[Start of Given records]

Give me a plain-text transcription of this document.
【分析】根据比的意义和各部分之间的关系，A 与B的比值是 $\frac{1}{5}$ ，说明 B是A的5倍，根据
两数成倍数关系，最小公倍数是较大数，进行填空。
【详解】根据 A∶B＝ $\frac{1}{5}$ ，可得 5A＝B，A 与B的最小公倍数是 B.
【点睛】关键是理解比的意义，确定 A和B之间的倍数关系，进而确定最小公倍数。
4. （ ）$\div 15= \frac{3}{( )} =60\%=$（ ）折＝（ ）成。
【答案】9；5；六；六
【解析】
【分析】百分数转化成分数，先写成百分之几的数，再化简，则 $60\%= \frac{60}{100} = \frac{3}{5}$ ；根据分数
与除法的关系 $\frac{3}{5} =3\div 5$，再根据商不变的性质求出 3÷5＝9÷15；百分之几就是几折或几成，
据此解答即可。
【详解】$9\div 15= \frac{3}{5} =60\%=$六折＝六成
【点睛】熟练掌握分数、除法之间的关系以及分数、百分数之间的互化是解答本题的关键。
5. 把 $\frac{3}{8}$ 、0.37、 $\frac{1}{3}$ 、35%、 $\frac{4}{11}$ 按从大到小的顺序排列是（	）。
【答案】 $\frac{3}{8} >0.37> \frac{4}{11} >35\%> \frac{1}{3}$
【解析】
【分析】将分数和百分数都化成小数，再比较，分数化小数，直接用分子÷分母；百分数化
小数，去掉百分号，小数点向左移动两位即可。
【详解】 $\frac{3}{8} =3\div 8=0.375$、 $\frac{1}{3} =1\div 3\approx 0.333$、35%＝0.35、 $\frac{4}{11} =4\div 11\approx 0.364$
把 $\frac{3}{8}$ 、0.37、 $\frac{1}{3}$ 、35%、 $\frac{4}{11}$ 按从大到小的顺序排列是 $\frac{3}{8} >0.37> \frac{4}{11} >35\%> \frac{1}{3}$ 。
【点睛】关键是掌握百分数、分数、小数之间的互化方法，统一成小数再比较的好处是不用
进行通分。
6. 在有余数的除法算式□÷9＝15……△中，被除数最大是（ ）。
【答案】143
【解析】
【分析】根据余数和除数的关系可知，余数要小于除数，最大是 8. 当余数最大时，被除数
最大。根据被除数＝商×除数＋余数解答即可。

[End of Given records]

Repeat all entries. Match them exactly.

Give me a plain-text transcription of this document.
【分析】根据比的意义和各部分之间的关系，A 与B的比值是 $\frac{1}{5}$ ，说明 B是A的5倍，根据
两数成倍数关系，最小公倍数是较大数，进行填空。
【详解】根据 A∶B＝ $\frac{1}{5}$ ，可得 5A＝B，A 与B的最小公倍数是 B.
【点睛】关键是理解比的意义，确定 A和B之间的倍数关系，进而确定最小公倍数。
4. （ ）$\div 15= \frac{3}{( )} =60\%=$（ ）折＝（ ）成。
【答案】9；5；六；六
【解析】
【分析】百分数转化成分数，先写成百分之几的数，再化简，则 $60\%= \frac{60}{100} = \frac{3}{5}$ ；根据分数
与除法的关系 $\frac{3}{5} =3\div 5$，再根据商不变的性质求出 3÷5＝9÷15；百分之几就是几折或几成，
据此解答即可。
【详解】$9\div 15= \frac{3}{5} =60\%=$六折＝六成
【点睛】熟练掌握分数、除法之间的关系以及分数、百分数之间的互化是解答本题的关键。
5. 把 $\frac{3}{8}$ 、0.37、 $\frac{1}{3}$ 、35%、 $\frac{4}{11}$ 按从大到小的顺序排列是（	）。
【答案】 $\frac{3}{8} >0.37> \frac{4}{11} >35\%> \frac{1}{3}$
【解析】
【分析】将分数和百分数都化成小数，再比较，分数化小数，直接用分子÷分母；百分数化
小数，去掉百分号，小数点向左移动两位即可。
【详解】 $\frac{3}{8} =3\div 8=0.375$、 $\frac{1}{3} =1\div 3\approx 0.333$、35%＝0.35、 $\frac{4}{11} =4\div 11\approx 0.364$
把 $\frac{3}{8}$ 、0.37、 $\frac{1}{3}$ 、35%、 $\frac{4}{11}$ 按从大到小的顺序排列是 $\frac{3}{8} >0.37> \frac{4}{11} >35\%> \frac{1}{3}$ 。
【点睛】关键是掌握百分数、分数、小数之间的互化方法，统一成小数再比较的好处是不用
进行通分。
6. 在有余数的除法算式□÷9＝15……△中，被除数最大是（ ）。
【答案】143
【解析】
【分析】根据余数和除数的关系可知，余数要小于除数，最大是 8. 当余数最大时，被除数
最大。根据被除数＝商×除数＋余数解答即可。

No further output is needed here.